Gather every line that includes the word "تحليلا", please.

Records for this exercise start

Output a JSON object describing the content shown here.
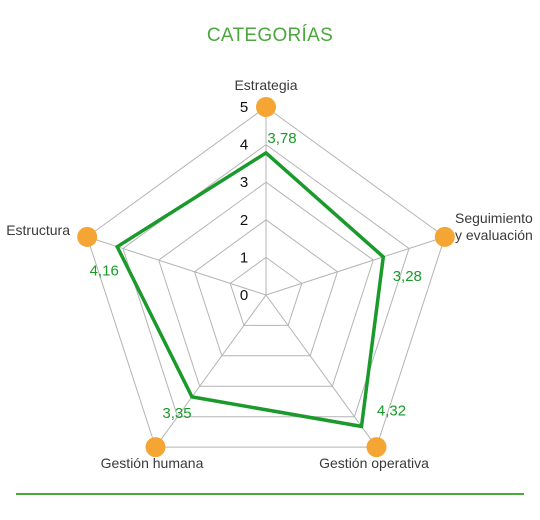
{
  "chart_data": {
    "type": "radar",
    "title": "CATEGORÍAS",
    "categories": [
      "Estrategia",
      "Seguimiento y evaluación",
      "Gestión operativa",
      "Gestión humana",
      "Estructura"
    ],
    "category_label_lines": [
      [
        "Estrategia"
      ],
      [
        "Seguimiento",
        "y evaluación"
      ],
      [
        "Gestión operativa"
      ],
      [
        "Gestión humana"
      ],
      [
        "Estructura"
      ]
    ],
    "values": [
      3.78,
      3.28,
      4.32,
      3.35,
      4.16
    ],
    "value_labels": [
      "3,78",
      "3,28",
      "4,32",
      "3,35",
      "4,16"
    ],
    "r_range": [
      0,
      5
    ],
    "ticks": [
      "0",
      "1",
      "2",
      "3",
      "4",
      "5"
    ],
    "grid": true,
    "colors": {
      "series": "#1a9a2a",
      "title": "#4aa83c",
      "value_label": "#1a9a2a",
      "grid": "#b4b4b4",
      "marker": "#f5a534",
      "rule": "#4aa83c"
    }
  }
}
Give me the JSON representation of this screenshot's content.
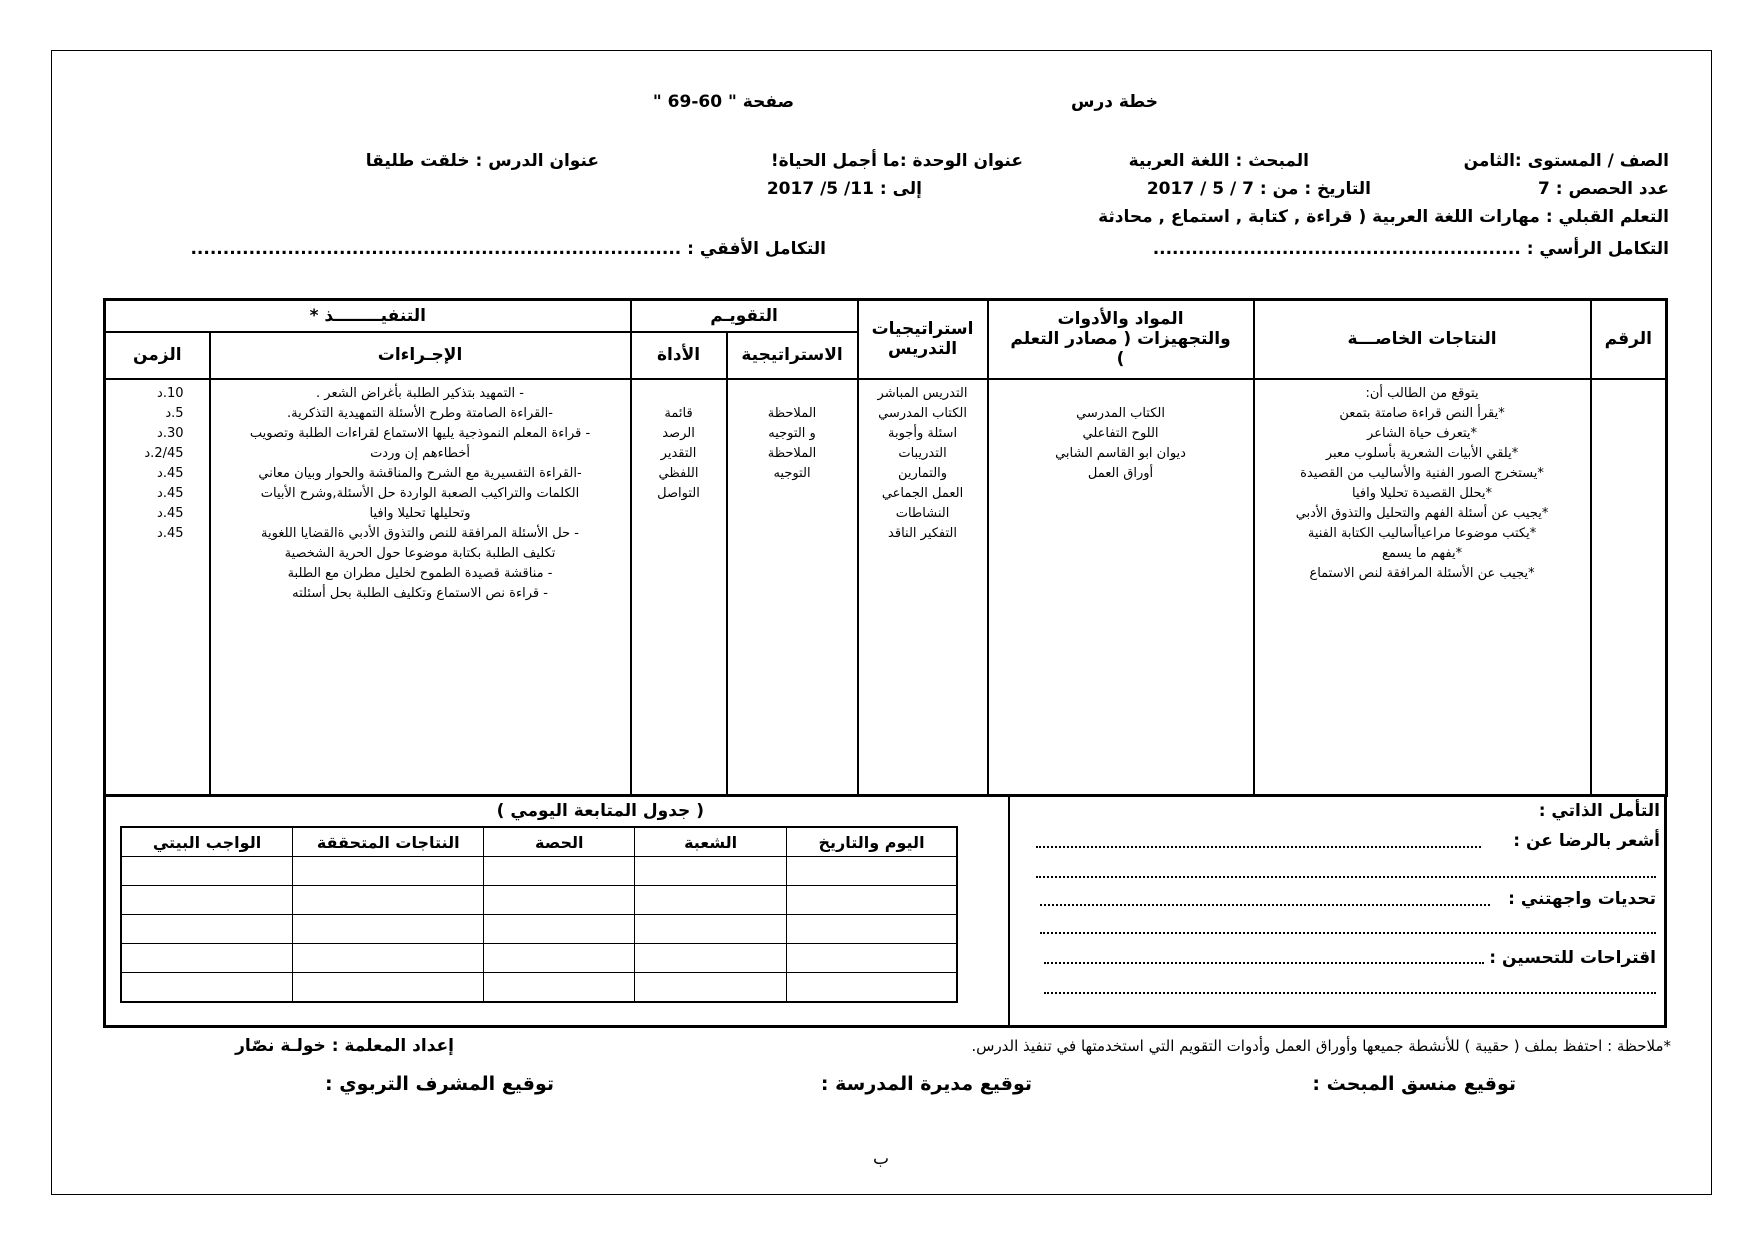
{
  "header": {
    "title": "خطة درس",
    "page": "صفحة \"  60-69  \"",
    "grade": "الصف / المستوى :الثامن",
    "subject": "المبحث : اللغة العربية",
    "unit": "عنوان الوحدة :ما أجمل الحياة!",
    "lesson": "عنوان الدرس : خلقت طليقا",
    "periods": "عدد الحصص : 7",
    "date_from": "التاريخ : من :  7  /  5  /  2017",
    "date_to": "إلى : 11/ 5/ 2017",
    "prior_learning": "التعلم القبلي : مهارات اللغة العربية ( قراءة , كتابة , استماع , محادثة",
    "vertical_integration": "التكامل الرأسي : .........................................................",
    "horizontal_integration": "التكامل الأفقي : ............................................................................"
  },
  "main_table": {
    "headers": {
      "number": "الرقم",
      "outcomes": "النتاجات الخاصـــة",
      "materials": "المواد والأدوات والتجهيزات ( مصادر التعلم )",
      "strategies": "استراتيجيات التدريس",
      "evaluation": "التقويـم",
      "eval_strategy": "الاستراتيجية",
      "eval_tool": "الأداة",
      "execution": "التنفيــــــــذ *",
      "procedures": "الإجـراءات",
      "time": "الزمن"
    },
    "outcomes": [
      "يتوقع من الطالب أن:",
      "*يقرأ النص قراءة صامتة بتمعن",
      "*يتعرف حياة الشاعر",
      "*يلقي الأبيات الشعرية بأسلوب معبر",
      "*يستخرج الصور الفنية والأساليب من القصيدة",
      "*يحلل القصيدة تحليلا وافيا",
      "*يجيب عن أسئلة الفهم والتحليل والتذوق الأدبي",
      "*يكتب موضوعا مراعياأساليب الكتابة الفنية",
      "*يفهم ما يسمع",
      "*يجيب عن الأسئلة المرافقة لنص الاستماع"
    ],
    "materials": [
      "الكتاب المدرسي",
      "اللوح التفاعلي",
      "ديوان ابو القاسم الشابي",
      "أوراق العمل"
    ],
    "strategies": [
      "التدريس المباشر",
      "الكتاب المدرسي",
      "اسئلة وأجوبة",
      "التدريبات",
      "والتمارين",
      "العمل الجماعي",
      "النشاطات",
      "التفكير الناقد"
    ],
    "eval_strategies": [
      "الملاحظة",
      "و التوجيه",
      "الملاحظة",
      "التوجيه"
    ],
    "eval_tools": [
      "قائمة",
      "الرصد",
      "التقدير",
      "اللفظي",
      "التواصل"
    ],
    "procedures": [
      "- التمهيد بتذكير الطلبة بأغراض الشعر .",
      "-القراءة الصامتة وطرح الأسئلة التمهيدية التذكرية.",
      "- قراءة المعلم النموذجية يليها الاستماع لقراءات الطلبة وتصويب",
      "أخطاءهم إن وردت",
      "-القراءة التفسيرية مع الشرح والمناقشة والحوار وبيان معاني",
      "الكلمات والتراكيب الصعبة الواردة حل الأسئلة,وشرح الأبيات",
      "وتحليلها تحليلا وافيا",
      "- حل الأسئلة المرافقة للنص والتذوق الأدبي ةالقضايا اللغوية",
      "تكليف الطلبة بكتابة موضوعا حول الحرية الشخصية",
      "-   مناقشة قصيدة الطموح لخليل مطران مع الطلبة",
      "- قراءة نص الاستماع وتكليف الطلبة بحل أسئلته"
    ],
    "times": [
      "10.د",
      "5.د",
      "30.د",
      "2/45.د",
      "45.د",
      "45.د",
      "45.د",
      "45.د"
    ]
  },
  "followup": {
    "title": "( جدول المتابعة اليومي )",
    "headers": [
      "اليوم والتاريخ",
      "الشعبة",
      "الحصة",
      "النتاجات المتحققة",
      "الواجب البيتي"
    ]
  },
  "reflection": {
    "title": "التأمل الذاتي :",
    "satisfied": "أشعر بالرضا عن  :",
    "challenges": "تحديات واجهتني :",
    "suggestions": "اقتراحات للتحسين :"
  },
  "footer": {
    "note": "*ملاحظة : احتفظ بملف ( حقيبة ) للأنشطة جميعها وأوراق العمل وأدوات التقويم التي استخدمتها في تنفيذ الدرس.",
    "prepared_by": "إعداد المعلمة : خولـة نصّار",
    "coordinator_signature": "توقيع منسق المبحث :",
    "principal_signature": "توقيع مديرة المدرسة :",
    "supervisor_signature": "توقيع المشرف التربوي :",
    "page_letter": "ب"
  }
}
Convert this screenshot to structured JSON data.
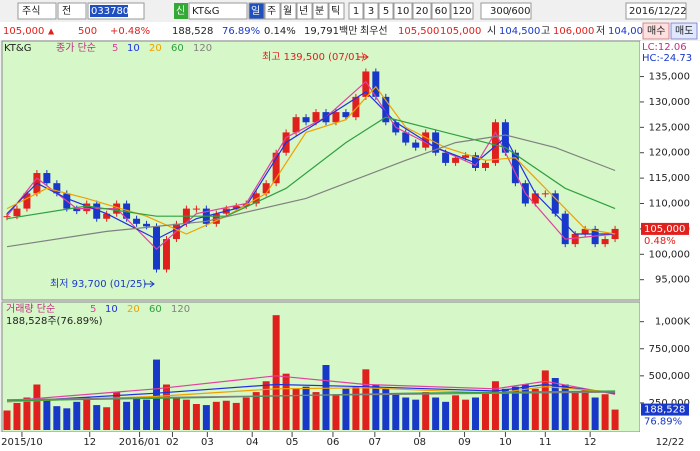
{
  "toolbar": {
    "market": "주식",
    "scope": "전",
    "code": "033780",
    "new": "신",
    "name": "KT&G",
    "periods": [
      "일",
      "주",
      "월",
      "년",
      "분",
      "틱"
    ],
    "intervals": [
      "1",
      "3",
      "5",
      "10",
      "20",
      "60",
      "120"
    ],
    "count": "300",
    "max": "/600",
    "date": "2016/12/22",
    "buy": "매수",
    "sell": "매도"
  },
  "quote": {
    "price": "105,000",
    "arrow": "▲",
    "change": "500",
    "rate": "+0.48%",
    "volume": "188,528",
    "volume_rate": "76.89%",
    "turnover": "0.14%",
    "amount": "19,791백만",
    "best": "최우선",
    "ask": "105,500",
    "bid": "105,000",
    "open_label": "시",
    "open": "104,500",
    "high_label": "고",
    "high": "106,000",
    "low_label": "저",
    "low": "104,000"
  },
  "chart_data": [
    {
      "type": "candlestick",
      "title": "KT&G",
      "legend_title": "종가 단순",
      "up_color": "#e0201c",
      "down_color": "#1838c8",
      "values": [
        107500,
        109000,
        112000,
        116000,
        114000,
        112000,
        109000,
        108500,
        110000,
        107000,
        108000,
        110000,
        107000,
        106000,
        105500,
        97000,
        103000,
        106000,
        109000,
        109000,
        106000,
        108000,
        109000,
        109500,
        110000,
        112000,
        114000,
        120000,
        124000,
        127000,
        126000,
        128000,
        126000,
        128000,
        127000,
        131000,
        136000,
        131000,
        126000,
        124000,
        122000,
        121000,
        124000,
        120000,
        118000,
        119000,
        119500,
        117000,
        118000,
        126000,
        120000,
        114000,
        110000,
        112000,
        112000,
        108000,
        102000,
        104000,
        105000,
        102000,
        103000,
        105000
      ],
      "ma_series": [
        {
          "name": "5",
          "color": "#e040a0",
          "x": [
            0,
            3,
            7,
            11,
            15,
            19,
            24,
            28,
            32,
            36,
            39,
            43,
            47,
            49,
            52,
            56,
            61
          ],
          "values": [
            107500,
            115000,
            109000,
            109000,
            101000,
            108000,
            110000,
            123000,
            127000,
            134000,
            125000,
            121000,
            117500,
            124000,
            112000,
            103000,
            104000
          ]
        },
        {
          "name": "10",
          "color": "#2030e0",
          "x": [
            0,
            3,
            6,
            10,
            15,
            19,
            24,
            28,
            32,
            36,
            39,
            43,
            47,
            50,
            53,
            57,
            61
          ],
          "values": [
            108000,
            114000,
            111000,
            108000,
            103000,
            107000,
            109500,
            122000,
            127000,
            132000,
            126000,
            121000,
            118000,
            123000,
            112000,
            104000,
            104000
          ]
        },
        {
          "name": "20",
          "color": "#f0a000",
          "x": [
            0,
            4,
            8,
            14,
            18,
            22,
            26,
            30,
            34,
            37,
            40,
            44,
            48,
            51,
            55,
            58,
            61
          ],
          "values": [
            109000,
            113000,
            111000,
            107500,
            104000,
            107500,
            112000,
            124000,
            126500,
            133000,
            125000,
            121000,
            118500,
            119000,
            111000,
            105000,
            104000
          ]
        },
        {
          "name": "60",
          "color": "#30a040",
          "x": [
            0,
            8,
            15,
            22,
            28,
            34,
            38,
            44,
            50,
            56,
            61
          ],
          "values": [
            107000,
            109500,
            107500,
            107500,
            113000,
            122000,
            127000,
            124000,
            121000,
            113000,
            109000
          ]
        },
        {
          "name": "120",
          "color": "#808080",
          "x": [
            0,
            10,
            20,
            30,
            40,
            45,
            50,
            55,
            61
          ],
          "values": [
            101500,
            104500,
            106500,
            111000,
            118500,
            122000,
            123500,
            121000,
            116500
          ]
        }
      ],
      "xlim": [
        -0.5,
        63.5
      ],
      "ylim": [
        91000,
        142000
      ],
      "yticks": [
        {
          "value": 95000,
          "label": "95,000"
        },
        {
          "value": 100000,
          "label": "100,000"
        },
        {
          "value": 105000,
          "label": "105,000"
        },
        {
          "value": 110000,
          "label": "110,000"
        },
        {
          "value": 115000,
          "label": "115,000"
        },
        {
          "value": 120000,
          "label": "120,000"
        },
        {
          "value": 125000,
          "label": "125,000"
        },
        {
          "value": 130000,
          "label": "130,000"
        },
        {
          "value": 135000,
          "label": "135,000"
        }
      ],
      "annotations": [
        "최고 139,500 (07/01)",
        "최저 93,700 (01/25)"
      ],
      "indicators": [
        "LC:12.06",
        "HC:-24.73"
      ],
      "last_label": "105,000",
      "last_rate": "0.48%"
    },
    {
      "type": "bar",
      "legend_title": "거래량 단순",
      "summary": "188,528주(76.89%)",
      "values": [
        180000,
        250000,
        300000,
        420000,
        280000,
        220000,
        200000,
        260000,
        300000,
        230000,
        210000,
        350000,
        260000,
        300000,
        280000,
        650000,
        420000,
        300000,
        280000,
        240000,
        230000,
        260000,
        270000,
        250000,
        300000,
        350000,
        450000,
        1060000,
        520000,
        380000,
        400000,
        350000,
        600000,
        330000,
        380000,
        400000,
        560000,
        420000,
        380000,
        330000,
        300000,
        280000,
        350000,
        300000,
        260000,
        320000,
        280000,
        300000,
        340000,
        450000,
        380000,
        400000,
        420000,
        380000,
        550000,
        480000,
        420000,
        350000,
        380000,
        300000,
        330000,
        188528
      ],
      "ma_series": [
        {
          "name": "5",
          "color": "#e040a0",
          "x": [
            0,
            15,
            27,
            36,
            49,
            54,
            61
          ],
          "values": [
            270000,
            380000,
            500000,
            420000,
            380000,
            450000,
            330000
          ]
        },
        {
          "name": "10",
          "color": "#2030e0",
          "x": [
            0,
            15,
            27,
            36,
            49,
            54,
            61
          ],
          "values": [
            260000,
            340000,
            420000,
            400000,
            360000,
            420000,
            340000
          ]
        },
        {
          "name": "20",
          "color": "#f0a000",
          "x": [
            0,
            15,
            27,
            36,
            49,
            54,
            61
          ],
          "values": [
            260000,
            310000,
            380000,
            390000,
            340000,
            400000,
            350000
          ]
        },
        {
          "name": "60",
          "color": "#30a040",
          "x": [
            0,
            20,
            40,
            61
          ],
          "values": [
            270000,
            300000,
            340000,
            360000
          ]
        },
        {
          "name": "120",
          "color": "#808080",
          "x": [
            0,
            30,
            61
          ],
          "values": [
            280000,
            320000,
            350000
          ]
        }
      ],
      "xlim": [
        -0.5,
        63.5
      ],
      "ylim": [
        0,
        1200000
      ],
      "yticks": [
        {
          "value": 250000,
          "label": "250,000"
        },
        {
          "value": 500000,
          "label": "500,000"
        },
        {
          "value": 750000,
          "label": "750,000"
        },
        {
          "value": 1000000,
          "label": "1,000K"
        }
      ],
      "xticks": [
        {
          "value": 1.5,
          "label": "2015/10"
        },
        {
          "value": 8.3,
          "label": "12"
        },
        {
          "value": 13.3,
          "label": "2016/01"
        },
        {
          "value": 16.6,
          "label": "02"
        },
        {
          "value": 20.1,
          "label": "03"
        },
        {
          "value": 24.6,
          "label": "04"
        },
        {
          "value": 28.6,
          "label": "05"
        },
        {
          "value": 32.7,
          "label": "06"
        },
        {
          "value": 36.9,
          "label": "07"
        },
        {
          "value": 41.4,
          "label": "08"
        },
        {
          "value": 45.9,
          "label": "09"
        },
        {
          "value": 50,
          "label": "10"
        },
        {
          "value": 54,
          "label": "11"
        },
        {
          "value": 58.5,
          "label": "12"
        }
      ],
      "last_label": "188,528",
      "last_rate": "76.89%",
      "date_label": "12/22"
    }
  ]
}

Records for this exercise end

Exercise solution>
      "*يحلل القصيدة تحليلا وافيا",
      "وتحليلها تحليلا وافيا",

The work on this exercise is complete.